[SET PROBLEM] What is needed here is an exact copy of every entry.

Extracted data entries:
--- --- ---

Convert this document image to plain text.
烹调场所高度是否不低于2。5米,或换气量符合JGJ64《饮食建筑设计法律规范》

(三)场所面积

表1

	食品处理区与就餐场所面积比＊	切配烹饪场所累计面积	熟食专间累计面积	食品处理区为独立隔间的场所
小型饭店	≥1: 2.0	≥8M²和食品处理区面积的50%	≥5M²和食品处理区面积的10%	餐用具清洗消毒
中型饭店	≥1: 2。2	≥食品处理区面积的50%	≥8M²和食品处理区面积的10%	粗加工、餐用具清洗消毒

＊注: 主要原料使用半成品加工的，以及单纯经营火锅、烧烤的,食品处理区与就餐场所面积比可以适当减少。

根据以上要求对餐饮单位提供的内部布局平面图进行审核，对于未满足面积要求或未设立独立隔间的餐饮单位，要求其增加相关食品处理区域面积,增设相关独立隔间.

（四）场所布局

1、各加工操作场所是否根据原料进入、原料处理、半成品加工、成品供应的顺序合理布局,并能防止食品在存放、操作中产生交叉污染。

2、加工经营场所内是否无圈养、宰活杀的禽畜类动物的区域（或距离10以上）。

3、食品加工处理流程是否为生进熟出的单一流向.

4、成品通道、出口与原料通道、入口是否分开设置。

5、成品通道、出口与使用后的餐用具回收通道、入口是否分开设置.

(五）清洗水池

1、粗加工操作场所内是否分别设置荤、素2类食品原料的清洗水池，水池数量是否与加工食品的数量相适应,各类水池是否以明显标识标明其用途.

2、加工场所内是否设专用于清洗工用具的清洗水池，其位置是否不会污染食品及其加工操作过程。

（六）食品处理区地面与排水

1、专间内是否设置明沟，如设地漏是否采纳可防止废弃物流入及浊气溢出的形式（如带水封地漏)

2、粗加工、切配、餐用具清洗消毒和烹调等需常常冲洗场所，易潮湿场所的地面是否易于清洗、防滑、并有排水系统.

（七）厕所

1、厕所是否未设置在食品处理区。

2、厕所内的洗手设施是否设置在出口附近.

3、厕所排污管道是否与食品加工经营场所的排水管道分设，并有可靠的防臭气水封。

--- --- ---

[WORKED ANSWER]
Convert this document image to plain text.
烹调场所高度是否不低于2。5米,或换气量符合JGJ64《饮食建筑设计法律规范》

(三)场所面积

表1

	食品处理区与就餐场所面积比＊	切配烹饪场所累计面积	熟食专间累计面积	食品处理区为独立隔间的场所
小型饭店	≥1: 2.0	≥8M²和食品处理区面积的50%	≥5M²和食品处理区面积的10%	餐用具清洗消毒
中型饭店	≥1: 2。2	≥食品处理区面积的50%	≥8M²和食品处理区面积的10%	粗加工、餐用具清洗消毒

＊注: 主要原料使用半成品加工的，以及单纯经营火锅、烧烤的,食品处理区与就餐场所面积比可以适当减少。

根据以上要求对餐饮单位提供的内部布局平面图进行审核，对于未满足面积要求或未设立独立隔间的餐饮单位，要求其增加相关食品处理区域面积,增设相关独立隔间.

（四）场所布局

1、各加工操作场所是否根据原料进入、原料处理、半成品加工、成品供应的顺序合理布局,并能防止食品在存放、操作中产生交叉污染。

2、加工经营场所内是否无圈养、宰活杀的禽畜类动物的区域（或距离10以上）。

3、食品加工处理流程是否为生进熟出的单一流向.

4、成品通道、出口与原料通道、入口是否分开设置。

5、成品通道、出口与使用后的餐用具回收通道、入口是否分开设置.

(五）清洗水池

1、粗加工操作场所内是否分别设置荤、素2类食品原料的清洗水池，水池数量是否与加工食品的数量相适应,各类水池是否以明显标识标明其用途.

2、加工场所内是否设专用于清洗工用具的清洗水池，其位置是否不会污染食品及其加工操作过程。

（六）食品处理区地面与排水

1、专间内是否设置明沟，如设地漏是否采纳可防止废弃物流入及浊气溢出的形式（如带水封地漏)

2、粗加工、切配、餐用具清洗消毒和烹调等需常常冲洗场所，易潮湿场所的地面是否易于清洗、防滑、并有排水系统.

（七）厕所

1、厕所是否未设置在食品处理区。

2、厕所内的洗手设施是否设置在出口附近.

3、厕所排污管道是否与食品加工经营场所的排水管道分设，并有可靠的防臭气水封。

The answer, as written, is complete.